- EXERCISE -
The entries below are to be written out again without alteration.

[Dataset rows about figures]

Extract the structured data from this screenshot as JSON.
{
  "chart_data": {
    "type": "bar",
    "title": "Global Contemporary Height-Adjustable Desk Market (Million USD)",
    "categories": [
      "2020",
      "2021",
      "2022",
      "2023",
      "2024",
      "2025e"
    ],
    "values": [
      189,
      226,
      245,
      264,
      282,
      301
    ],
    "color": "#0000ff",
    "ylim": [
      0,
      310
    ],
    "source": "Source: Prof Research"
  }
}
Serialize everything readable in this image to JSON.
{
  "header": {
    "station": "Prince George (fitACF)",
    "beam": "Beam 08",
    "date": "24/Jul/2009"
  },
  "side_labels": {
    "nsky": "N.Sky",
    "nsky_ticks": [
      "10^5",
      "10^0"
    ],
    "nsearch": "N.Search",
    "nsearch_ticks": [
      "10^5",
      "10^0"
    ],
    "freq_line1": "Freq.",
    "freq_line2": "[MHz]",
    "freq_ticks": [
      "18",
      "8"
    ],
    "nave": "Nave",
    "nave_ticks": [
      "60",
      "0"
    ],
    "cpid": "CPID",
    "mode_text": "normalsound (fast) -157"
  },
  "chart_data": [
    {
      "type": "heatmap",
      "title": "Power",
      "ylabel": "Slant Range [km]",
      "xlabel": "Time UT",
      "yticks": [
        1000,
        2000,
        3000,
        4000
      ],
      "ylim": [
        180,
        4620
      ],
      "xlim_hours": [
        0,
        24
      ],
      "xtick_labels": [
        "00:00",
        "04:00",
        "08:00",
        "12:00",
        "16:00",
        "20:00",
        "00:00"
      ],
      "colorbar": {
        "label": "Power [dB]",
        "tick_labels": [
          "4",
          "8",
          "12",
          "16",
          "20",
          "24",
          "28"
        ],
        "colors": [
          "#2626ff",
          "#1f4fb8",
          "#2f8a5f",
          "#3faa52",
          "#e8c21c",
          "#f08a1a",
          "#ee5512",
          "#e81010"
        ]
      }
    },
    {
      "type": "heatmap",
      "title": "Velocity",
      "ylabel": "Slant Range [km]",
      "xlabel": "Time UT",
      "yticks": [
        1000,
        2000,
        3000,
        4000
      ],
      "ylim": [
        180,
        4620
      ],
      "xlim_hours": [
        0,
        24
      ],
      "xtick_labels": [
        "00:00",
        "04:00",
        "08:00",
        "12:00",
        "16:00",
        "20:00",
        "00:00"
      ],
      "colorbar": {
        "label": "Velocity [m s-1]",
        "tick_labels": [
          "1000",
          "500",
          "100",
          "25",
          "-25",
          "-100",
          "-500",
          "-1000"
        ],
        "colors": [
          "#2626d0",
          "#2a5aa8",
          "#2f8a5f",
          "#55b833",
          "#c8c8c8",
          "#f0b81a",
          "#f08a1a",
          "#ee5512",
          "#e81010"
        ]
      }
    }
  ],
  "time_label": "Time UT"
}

- OUTPUT -
Extract the structured data from this screenshot as JSON.
{
  "chart_data": {
    "type": "bar",
    "title": "Global Contemporary Height-Adjustable Desk Market (Million USD)",
    "categories": [
      "2020",
      "2021",
      "2022",
      "2023",
      "2024",
      "2025e"
    ],
    "values": [
      189,
      226,
      245,
      264,
      282,
      301
    ],
    "color": "#0000ff",
    "ylim": [
      0,
      310
    ],
    "source": "Source: Prof Research"
  }
}
Serialize everything readable in this image to JSON.
{
  "header": {
    "station": "Prince George (fitACF)",
    "beam": "Beam 08",
    "date": "24/Jul/2009"
  },
  "side_labels": {
    "nsky": "N.Sky",
    "nsky_ticks": [
      "10^5",
      "10^0"
    ],
    "nsearch": "N.Search",
    "nsearch_ticks": [
      "10^5",
      "10^0"
    ],
    "freq_line1": "Freq.",
    "freq_line2": "[MHz]",
    "freq_ticks": [
      "18",
      "8"
    ],
    "nave": "Nave",
    "nave_ticks": [
      "60",
      "0"
    ],
    "cpid": "CPID",
    "mode_text": "normalsound (fast) -157"
  },
  "chart_data": [
    {
      "type": "heatmap",
      "title": "Power",
      "ylabel": "Slant Range [km]",
      "xlabel": "Time UT",
      "yticks": [
        1000,
        2000,
        3000,
        4000
      ],
      "ylim": [
        180,
        4620
      ],
      "xlim_hours": [
        0,
        24
      ],
      "xtick_labels": [
        "00:00",
        "04:00",
        "08:00",
        "12:00",
        "16:00",
        "20:00",
        "00:00"
      ],
      "colorbar": {
        "label": "Power [dB]",
        "tick_labels": [
          "4",
          "8",
          "12",
          "16",
          "20",
          "24",
          "28"
        ],
        "colors": [
          "#2626ff",
          "#1f4fb8",
          "#2f8a5f",
          "#3faa52",
          "#e8c21c",
          "#f08a1a",
          "#ee5512",
          "#e81010"
        ]
      }
    },
    {
      "type": "heatmap",
      "title": "Velocity",
      "ylabel": "Slant Range [km]",
      "xlabel": "Time UT",
      "yticks": [
        1000,
        2000,
        3000,
        4000
      ],
      "ylim": [
        180,
        4620
      ],
      "xlim_hours": [
        0,
        24
      ],
      "xtick_labels": [
        "00:00",
        "04:00",
        "08:00",
        "12:00",
        "16:00",
        "20:00",
        "00:00"
      ],
      "colorbar": {
        "label": "Velocity [m s-1]",
        "tick_labels": [
          "1000",
          "500",
          "100",
          "25",
          "-25",
          "-100",
          "-500",
          "-1000"
        ],
        "colors": [
          "#2626d0",
          "#2a5aa8",
          "#2f8a5f",
          "#55b833",
          "#c8c8c8",
          "#f0b81a",
          "#f08a1a",
          "#ee5512",
          "#e81010"
        ]
      }
    }
  ],
  "time_label": "Time UT"
}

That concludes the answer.